## start TASK DATA

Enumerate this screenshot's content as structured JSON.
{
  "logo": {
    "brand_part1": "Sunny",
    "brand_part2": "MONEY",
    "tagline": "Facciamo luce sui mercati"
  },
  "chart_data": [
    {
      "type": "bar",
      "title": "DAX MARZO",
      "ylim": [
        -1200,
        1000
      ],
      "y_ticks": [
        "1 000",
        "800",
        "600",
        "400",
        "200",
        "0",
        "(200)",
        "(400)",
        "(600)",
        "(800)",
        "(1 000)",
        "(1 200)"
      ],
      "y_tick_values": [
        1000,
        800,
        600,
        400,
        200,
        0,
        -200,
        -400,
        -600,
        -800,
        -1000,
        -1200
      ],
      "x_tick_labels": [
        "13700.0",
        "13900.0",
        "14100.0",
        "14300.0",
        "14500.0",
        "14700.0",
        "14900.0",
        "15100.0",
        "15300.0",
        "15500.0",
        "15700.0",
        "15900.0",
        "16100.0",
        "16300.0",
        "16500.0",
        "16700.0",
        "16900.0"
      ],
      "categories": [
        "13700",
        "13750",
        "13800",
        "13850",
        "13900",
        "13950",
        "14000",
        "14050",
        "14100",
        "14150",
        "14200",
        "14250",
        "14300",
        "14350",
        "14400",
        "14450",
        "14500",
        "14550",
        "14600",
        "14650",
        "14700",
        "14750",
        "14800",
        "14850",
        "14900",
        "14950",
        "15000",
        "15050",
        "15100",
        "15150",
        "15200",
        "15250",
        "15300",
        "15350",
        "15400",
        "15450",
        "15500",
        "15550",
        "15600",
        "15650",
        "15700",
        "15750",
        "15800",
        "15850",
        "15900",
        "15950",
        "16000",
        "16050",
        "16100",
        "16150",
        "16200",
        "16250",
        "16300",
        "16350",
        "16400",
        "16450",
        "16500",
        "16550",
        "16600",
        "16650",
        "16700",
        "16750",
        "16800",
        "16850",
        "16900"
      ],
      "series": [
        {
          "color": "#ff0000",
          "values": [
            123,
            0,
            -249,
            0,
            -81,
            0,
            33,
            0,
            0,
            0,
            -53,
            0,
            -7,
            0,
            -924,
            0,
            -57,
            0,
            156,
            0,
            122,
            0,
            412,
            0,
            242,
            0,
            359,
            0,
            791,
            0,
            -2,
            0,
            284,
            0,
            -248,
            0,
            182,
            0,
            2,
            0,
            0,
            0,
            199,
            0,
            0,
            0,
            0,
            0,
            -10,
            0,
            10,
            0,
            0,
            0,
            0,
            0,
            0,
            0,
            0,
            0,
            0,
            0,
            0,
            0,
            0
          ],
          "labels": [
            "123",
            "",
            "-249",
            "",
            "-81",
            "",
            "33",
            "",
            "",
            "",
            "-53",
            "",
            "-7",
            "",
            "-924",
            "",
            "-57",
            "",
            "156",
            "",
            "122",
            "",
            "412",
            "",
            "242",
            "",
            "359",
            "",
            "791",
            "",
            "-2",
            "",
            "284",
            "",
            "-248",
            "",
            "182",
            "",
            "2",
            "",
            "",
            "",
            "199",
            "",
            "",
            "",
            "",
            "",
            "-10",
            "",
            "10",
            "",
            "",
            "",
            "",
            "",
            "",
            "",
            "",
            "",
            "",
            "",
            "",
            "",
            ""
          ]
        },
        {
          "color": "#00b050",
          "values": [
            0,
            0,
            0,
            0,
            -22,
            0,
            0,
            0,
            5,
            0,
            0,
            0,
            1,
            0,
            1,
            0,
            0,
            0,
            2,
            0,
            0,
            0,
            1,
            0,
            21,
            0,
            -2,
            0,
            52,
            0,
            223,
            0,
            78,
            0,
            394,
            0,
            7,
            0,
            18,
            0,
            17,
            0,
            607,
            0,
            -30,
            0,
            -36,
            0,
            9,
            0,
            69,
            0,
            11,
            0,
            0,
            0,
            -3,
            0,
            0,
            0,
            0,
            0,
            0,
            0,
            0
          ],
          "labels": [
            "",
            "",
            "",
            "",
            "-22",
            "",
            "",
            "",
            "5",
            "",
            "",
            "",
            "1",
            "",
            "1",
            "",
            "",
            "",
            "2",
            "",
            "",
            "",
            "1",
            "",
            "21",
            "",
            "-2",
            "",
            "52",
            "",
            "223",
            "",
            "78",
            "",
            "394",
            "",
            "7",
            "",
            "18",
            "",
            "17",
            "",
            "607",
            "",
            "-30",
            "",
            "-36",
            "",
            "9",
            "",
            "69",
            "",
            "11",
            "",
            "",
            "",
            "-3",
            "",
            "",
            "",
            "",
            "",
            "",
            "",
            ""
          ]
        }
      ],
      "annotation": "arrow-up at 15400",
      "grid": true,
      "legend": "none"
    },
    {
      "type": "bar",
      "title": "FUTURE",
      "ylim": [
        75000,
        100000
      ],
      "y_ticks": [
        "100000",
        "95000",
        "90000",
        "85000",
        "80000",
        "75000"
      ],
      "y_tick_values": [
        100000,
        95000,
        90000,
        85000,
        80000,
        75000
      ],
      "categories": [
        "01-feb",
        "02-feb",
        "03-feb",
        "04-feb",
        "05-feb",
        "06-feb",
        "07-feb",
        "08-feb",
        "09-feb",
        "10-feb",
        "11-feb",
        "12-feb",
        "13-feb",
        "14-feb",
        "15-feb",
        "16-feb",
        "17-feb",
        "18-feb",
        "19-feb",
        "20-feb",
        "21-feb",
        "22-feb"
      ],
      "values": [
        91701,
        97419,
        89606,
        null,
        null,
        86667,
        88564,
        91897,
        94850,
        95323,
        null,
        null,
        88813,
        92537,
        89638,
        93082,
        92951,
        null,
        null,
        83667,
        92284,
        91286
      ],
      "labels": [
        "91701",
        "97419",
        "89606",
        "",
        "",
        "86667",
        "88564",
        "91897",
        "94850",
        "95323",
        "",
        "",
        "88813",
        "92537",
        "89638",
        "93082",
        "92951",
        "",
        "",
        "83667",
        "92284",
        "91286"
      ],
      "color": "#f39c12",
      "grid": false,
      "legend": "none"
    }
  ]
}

## end TASK DATA

Write every entry out again exactly.

Enumerate this screenshot's content as structured JSON.
{
  "logo": {
    "brand_part1": "Sunny",
    "brand_part2": "MONEY",
    "tagline": "Facciamo luce sui mercati"
  },
  "chart_data": [
    {
      "type": "bar",
      "title": "DAX MARZO",
      "ylim": [
        -1200,
        1000
      ],
      "y_ticks": [
        "1 000",
        "800",
        "600",
        "400",
        "200",
        "0",
        "(200)",
        "(400)",
        "(600)",
        "(800)",
        "(1 000)",
        "(1 200)"
      ],
      "y_tick_values": [
        1000,
        800,
        600,
        400,
        200,
        0,
        -200,
        -400,
        -600,
        -800,
        -1000,
        -1200
      ],
      "x_tick_labels": [
        "13700.0",
        "13900.0",
        "14100.0",
        "14300.0",
        "14500.0",
        "14700.0",
        "14900.0",
        "15100.0",
        "15300.0",
        "15500.0",
        "15700.0",
        "15900.0",
        "16100.0",
        "16300.0",
        "16500.0",
        "16700.0",
        "16900.0"
      ],
      "categories": [
        "13700",
        "13750",
        "13800",
        "13850",
        "13900",
        "13950",
        "14000",
        "14050",
        "14100",
        "14150",
        "14200",
        "14250",
        "14300",
        "14350",
        "14400",
        "14450",
        "14500",
        "14550",
        "14600",
        "14650",
        "14700",
        "14750",
        "14800",
        "14850",
        "14900",
        "14950",
        "15000",
        "15050",
        "15100",
        "15150",
        "15200",
        "15250",
        "15300",
        "15350",
        "15400",
        "15450",
        "15500",
        "15550",
        "15600",
        "15650",
        "15700",
        "15750",
        "15800",
        "15850",
        "15900",
        "15950",
        "16000",
        "16050",
        "16100",
        "16150",
        "16200",
        "16250",
        "16300",
        "16350",
        "16400",
        "16450",
        "16500",
        "16550",
        "16600",
        "16650",
        "16700",
        "16750",
        "16800",
        "16850",
        "16900"
      ],
      "series": [
        {
          "color": "#ff0000",
          "values": [
            123,
            0,
            -249,
            0,
            -81,
            0,
            33,
            0,
            0,
            0,
            -53,
            0,
            -7,
            0,
            -924,
            0,
            -57,
            0,
            156,
            0,
            122,
            0,
            412,
            0,
            242,
            0,
            359,
            0,
            791,
            0,
            -2,
            0,
            284,
            0,
            -248,
            0,
            182,
            0,
            2,
            0,
            0,
            0,
            199,
            0,
            0,
            0,
            0,
            0,
            -10,
            0,
            10,
            0,
            0,
            0,
            0,
            0,
            0,
            0,
            0,
            0,
            0,
            0,
            0,
            0,
            0
          ],
          "labels": [
            "123",
            "",
            "-249",
            "",
            "-81",
            "",
            "33",
            "",
            "",
            "",
            "-53",
            "",
            "-7",
            "",
            "-924",
            "",
            "-57",
            "",
            "156",
            "",
            "122",
            "",
            "412",
            "",
            "242",
            "",
            "359",
            "",
            "791",
            "",
            "-2",
            "",
            "284",
            "",
            "-248",
            "",
            "182",
            "",
            "2",
            "",
            "",
            "",
            "199",
            "",
            "",
            "",
            "",
            "",
            "-10",
            "",
            "10",
            "",
            "",
            "",
            "",
            "",
            "",
            "",
            "",
            "",
            "",
            "",
            "",
            "",
            ""
          ]
        },
        {
          "color": "#00b050",
          "values": [
            0,
            0,
            0,
            0,
            -22,
            0,
            0,
            0,
            5,
            0,
            0,
            0,
            1,
            0,
            1,
            0,
            0,
            0,
            2,
            0,
            0,
            0,
            1,
            0,
            21,
            0,
            -2,
            0,
            52,
            0,
            223,
            0,
            78,
            0,
            394,
            0,
            7,
            0,
            18,
            0,
            17,
            0,
            607,
            0,
            -30,
            0,
            -36,
            0,
            9,
            0,
            69,
            0,
            11,
            0,
            0,
            0,
            -3,
            0,
            0,
            0,
            0,
            0,
            0,
            0,
            0
          ],
          "labels": [
            "",
            "",
            "",
            "",
            "-22",
            "",
            "",
            "",
            "5",
            "",
            "",
            "",
            "1",
            "",
            "1",
            "",
            "",
            "",
            "2",
            "",
            "",
            "",
            "1",
            "",
            "21",
            "",
            "-2",
            "",
            "52",
            "",
            "223",
            "",
            "78",
            "",
            "394",
            "",
            "7",
            "",
            "18",
            "",
            "17",
            "",
            "607",
            "",
            "-30",
            "",
            "-36",
            "",
            "9",
            "",
            "69",
            "",
            "11",
            "",
            "",
            "",
            "-3",
            "",
            "",
            "",
            "",
            "",
            "",
            "",
            ""
          ]
        }
      ],
      "annotation": "arrow-up at 15400",
      "grid": true,
      "legend": "none"
    },
    {
      "type": "bar",
      "title": "FUTURE",
      "ylim": [
        75000,
        100000
      ],
      "y_ticks": [
        "100000",
        "95000",
        "90000",
        "85000",
        "80000",
        "75000"
      ],
      "y_tick_values": [
        100000,
        95000,
        90000,
        85000,
        80000,
        75000
      ],
      "categories": [
        "01-feb",
        "02-feb",
        "03-feb",
        "04-feb",
        "05-feb",
        "06-feb",
        "07-feb",
        "08-feb",
        "09-feb",
        "10-feb",
        "11-feb",
        "12-feb",
        "13-feb",
        "14-feb",
        "15-feb",
        "16-feb",
        "17-feb",
        "18-feb",
        "19-feb",
        "20-feb",
        "21-feb",
        "22-feb"
      ],
      "values": [
        91701,
        97419,
        89606,
        null,
        null,
        86667,
        88564,
        91897,
        94850,
        95323,
        null,
        null,
        88813,
        92537,
        89638,
        93082,
        92951,
        null,
        null,
        83667,
        92284,
        91286
      ],
      "labels": [
        "91701",
        "97419",
        "89606",
        "",
        "",
        "86667",
        "88564",
        "91897",
        "94850",
        "95323",
        "",
        "",
        "88813",
        "92537",
        "89638",
        "93082",
        "92951",
        "",
        "",
        "83667",
        "92284",
        "91286"
      ],
      "color": "#f39c12",
      "grid": false,
      "legend": "none"
    }
  ]
}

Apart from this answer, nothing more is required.